▸ **DATASET EXCERPTS**:
───

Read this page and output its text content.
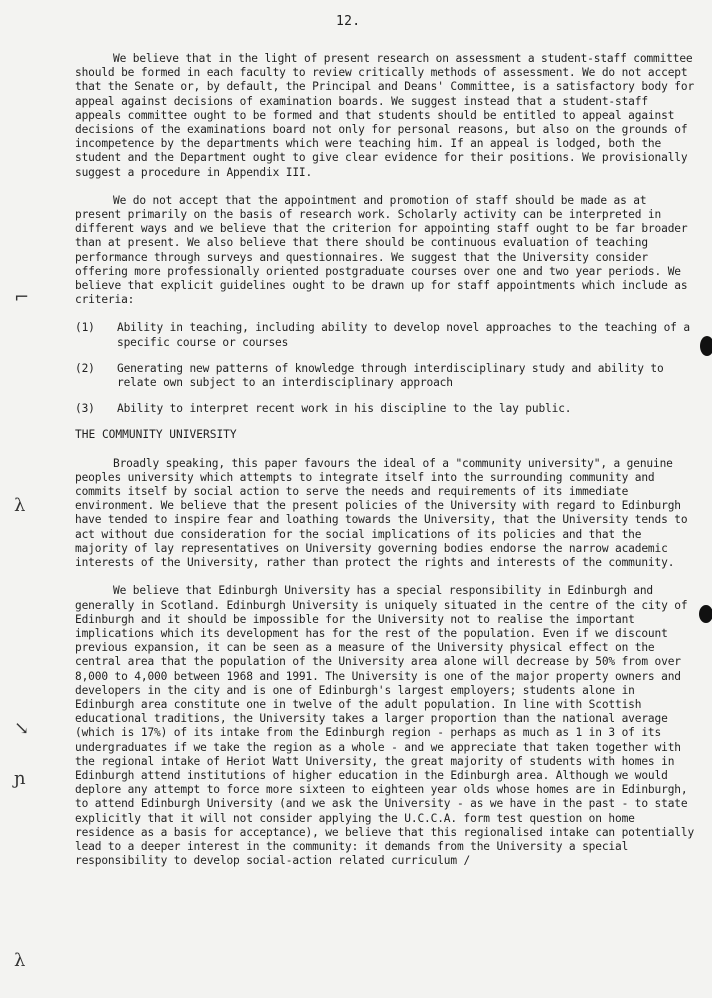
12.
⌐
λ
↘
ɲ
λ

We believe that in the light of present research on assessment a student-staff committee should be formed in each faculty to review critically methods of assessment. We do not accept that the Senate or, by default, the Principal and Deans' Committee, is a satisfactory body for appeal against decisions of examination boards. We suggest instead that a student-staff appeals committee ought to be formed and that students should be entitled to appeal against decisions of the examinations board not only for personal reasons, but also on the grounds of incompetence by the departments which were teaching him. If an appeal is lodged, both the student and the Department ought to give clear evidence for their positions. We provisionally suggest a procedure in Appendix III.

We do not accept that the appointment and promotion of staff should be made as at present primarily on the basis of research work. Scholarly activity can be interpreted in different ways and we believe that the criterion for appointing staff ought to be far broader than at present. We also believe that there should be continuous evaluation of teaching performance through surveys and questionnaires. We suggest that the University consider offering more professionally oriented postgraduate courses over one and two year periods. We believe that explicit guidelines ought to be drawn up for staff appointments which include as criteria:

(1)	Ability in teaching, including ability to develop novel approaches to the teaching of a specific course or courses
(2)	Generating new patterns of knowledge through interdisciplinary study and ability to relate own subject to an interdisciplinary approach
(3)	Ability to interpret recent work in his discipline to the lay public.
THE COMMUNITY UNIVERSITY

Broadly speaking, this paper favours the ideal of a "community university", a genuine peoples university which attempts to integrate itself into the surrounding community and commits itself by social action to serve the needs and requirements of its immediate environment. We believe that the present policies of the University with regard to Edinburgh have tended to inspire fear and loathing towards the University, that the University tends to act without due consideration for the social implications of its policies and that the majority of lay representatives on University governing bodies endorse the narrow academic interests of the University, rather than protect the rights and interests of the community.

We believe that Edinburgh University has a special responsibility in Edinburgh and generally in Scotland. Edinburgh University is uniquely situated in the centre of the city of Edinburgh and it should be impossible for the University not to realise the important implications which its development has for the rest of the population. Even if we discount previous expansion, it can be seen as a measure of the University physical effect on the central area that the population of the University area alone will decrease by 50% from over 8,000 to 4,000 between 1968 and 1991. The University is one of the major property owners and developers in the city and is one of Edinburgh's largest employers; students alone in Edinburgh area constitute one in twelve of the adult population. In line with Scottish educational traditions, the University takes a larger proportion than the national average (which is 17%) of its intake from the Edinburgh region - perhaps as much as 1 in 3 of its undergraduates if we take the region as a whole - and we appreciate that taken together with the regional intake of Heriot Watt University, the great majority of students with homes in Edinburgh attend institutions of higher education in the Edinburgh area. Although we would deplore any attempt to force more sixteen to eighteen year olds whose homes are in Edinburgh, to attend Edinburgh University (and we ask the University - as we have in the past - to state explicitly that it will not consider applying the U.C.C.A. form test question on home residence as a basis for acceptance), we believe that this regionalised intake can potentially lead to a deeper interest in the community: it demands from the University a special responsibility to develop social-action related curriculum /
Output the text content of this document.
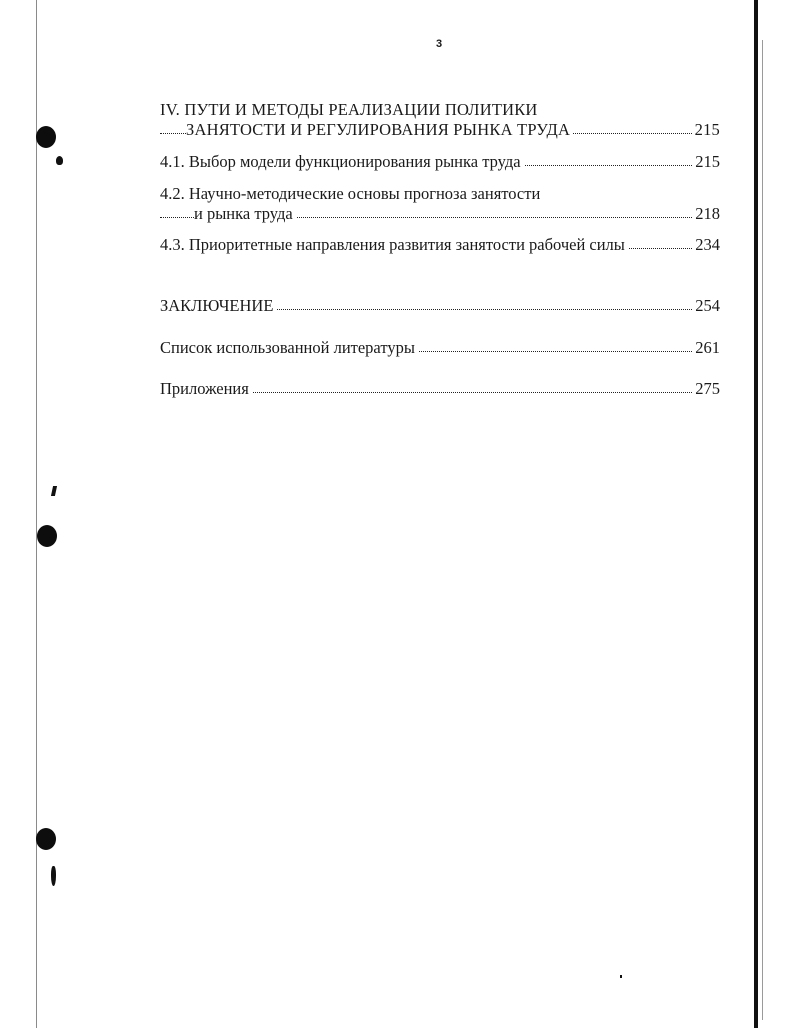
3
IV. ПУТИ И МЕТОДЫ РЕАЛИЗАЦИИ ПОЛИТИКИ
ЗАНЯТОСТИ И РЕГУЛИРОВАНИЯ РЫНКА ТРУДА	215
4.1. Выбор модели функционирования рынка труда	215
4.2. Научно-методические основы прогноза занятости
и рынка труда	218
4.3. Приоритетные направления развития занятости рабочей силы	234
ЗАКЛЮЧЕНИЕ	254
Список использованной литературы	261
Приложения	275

───

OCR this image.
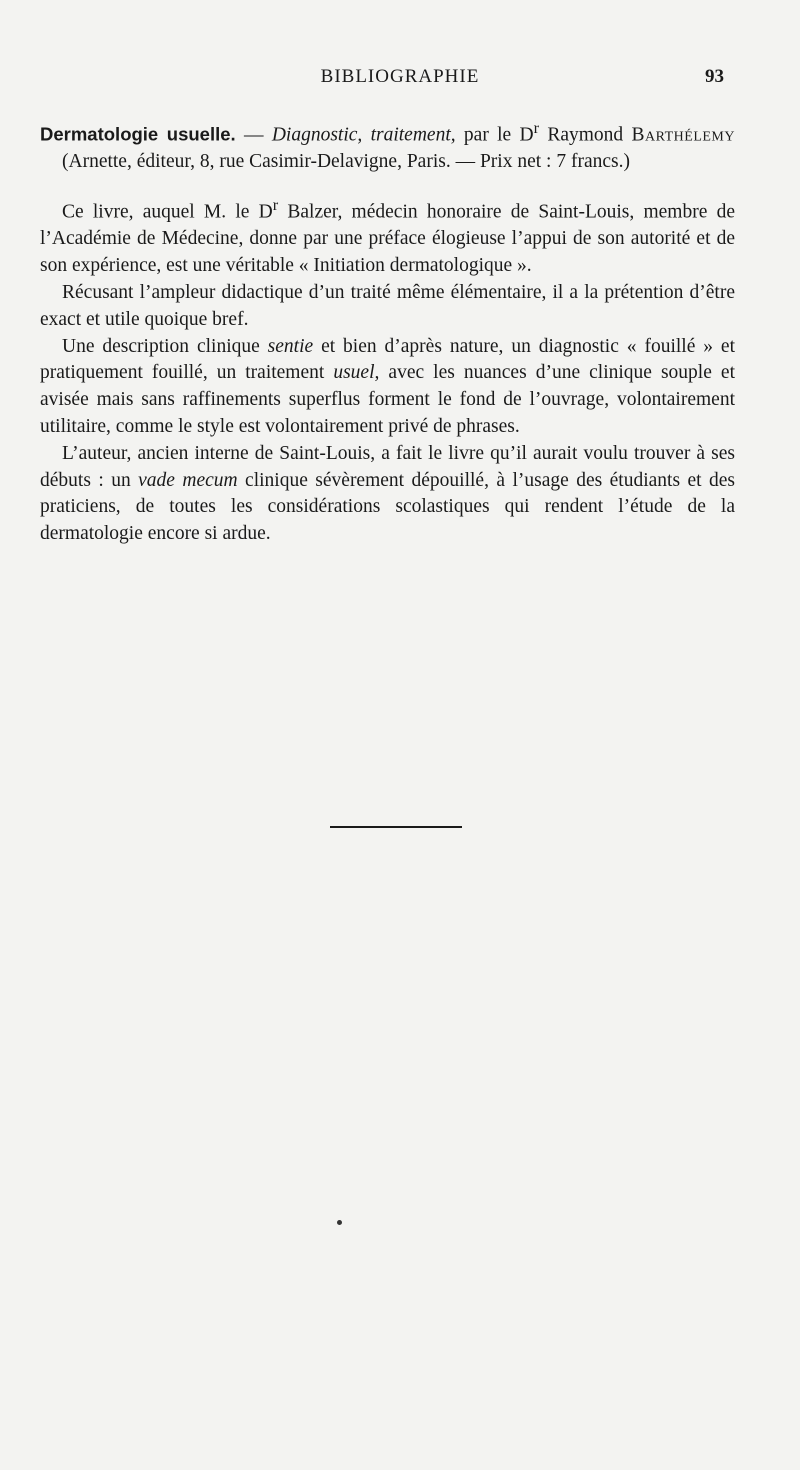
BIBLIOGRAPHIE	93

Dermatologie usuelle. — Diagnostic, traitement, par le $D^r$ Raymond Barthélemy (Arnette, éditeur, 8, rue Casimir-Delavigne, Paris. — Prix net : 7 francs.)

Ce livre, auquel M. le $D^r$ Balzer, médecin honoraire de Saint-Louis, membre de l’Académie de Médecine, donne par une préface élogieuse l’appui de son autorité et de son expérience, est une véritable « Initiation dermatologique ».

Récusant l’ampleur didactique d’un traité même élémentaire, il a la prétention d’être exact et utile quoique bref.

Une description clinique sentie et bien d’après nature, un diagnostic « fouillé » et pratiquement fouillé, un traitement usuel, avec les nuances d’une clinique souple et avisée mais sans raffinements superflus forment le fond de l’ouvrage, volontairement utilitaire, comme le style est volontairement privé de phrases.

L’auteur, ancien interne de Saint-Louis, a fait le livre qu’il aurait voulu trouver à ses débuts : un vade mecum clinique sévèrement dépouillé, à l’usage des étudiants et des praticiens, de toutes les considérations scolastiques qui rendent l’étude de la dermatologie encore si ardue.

───

Read the data above and pull out each line that holds the string "traitement".

▸ **EXERCISE SOLUTION**:
Dermatologie usuelle. — Diagnostic, traitement, par le $D^r$ Raymond Barthélemy (Arnette, éditeur, 8, rue Casimir-Delavigne, Paris. — Prix net : 7 francs.)
Une description clinique sentie et bien d’après nature, un diagnostic « fouillé » et pratiquement fouillé, un traitement usuel, avec les nuances d’une clinique souple et avisée mais sans raffinements superflus forment le fond de l’ouvrage, volontairement utilitaire, comme le style est volontairement privé de phrases.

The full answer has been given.